WRITTEN REQUEST >> Pictures stay out of your copy, but everything else in the records below must be repeated exactly.

Saved entries:
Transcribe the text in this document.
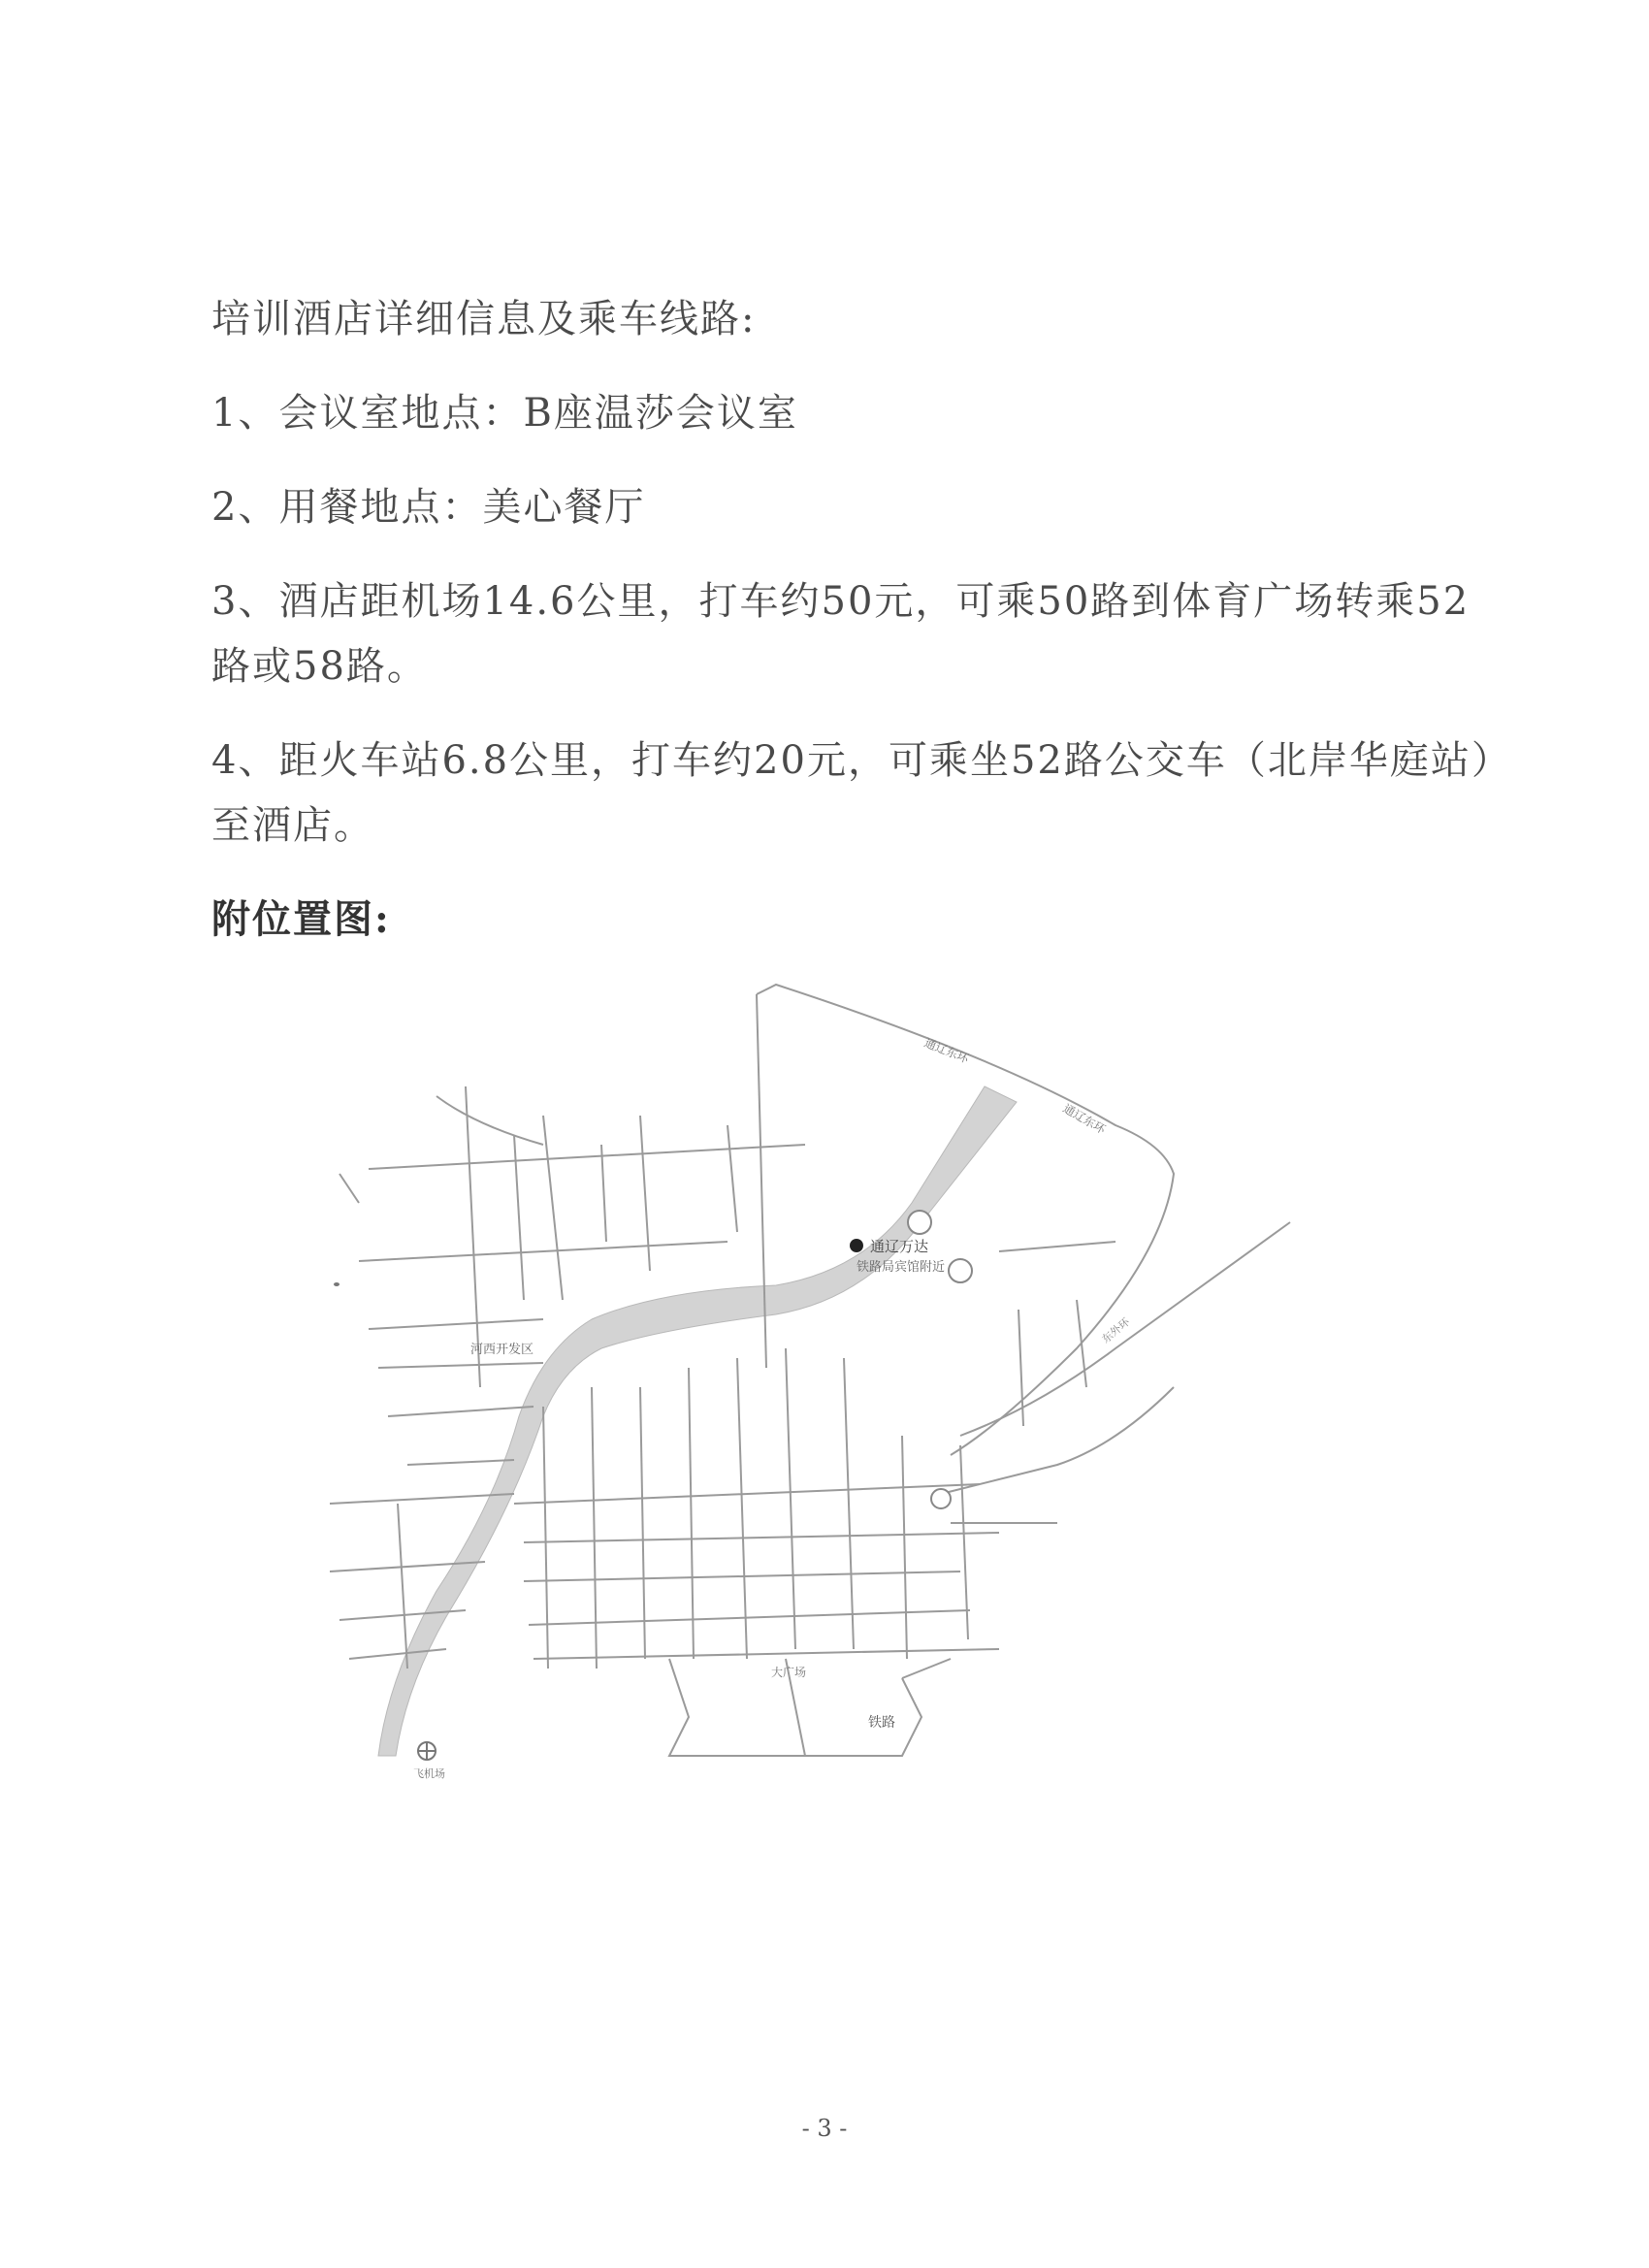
培训酒店详细信息及乘车线路:

1、会议室地点：B座温莎会议室

2、用餐地点：美心餐厅

3、酒店距机场14.6公里，打车约50元，可乘50路到体育广场转乘52

路或58路。

4、距火车站6.8公里，打车约20元，可乘坐52路公交车（北岸华庭站）

至酒店。

附位置图:

通辽万达
铁路局宾馆附近
通辽东环
通辽东环
河西开发区
东外环
大广场
铁路
飞机场
- 3 -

THE RESPONSE >>
Transcribe the text in this document.
培训酒店详细信息及乘车线路:

1、会议室地点：B座温莎会议室

2、用餐地点：美心餐厅

3、酒店距机场14.6公里，打车约50元，可乘50路到体育广场转乘52

路或58路。

4、距火车站6.8公里，打车约20元，可乘坐52路公交车（北岸华庭站）

至酒店。

附位置图:

通辽万达
铁路局宾馆附近
通辽东环
通辽东环
河西开发区
东外环
大广场
铁路
飞机场
- 3 -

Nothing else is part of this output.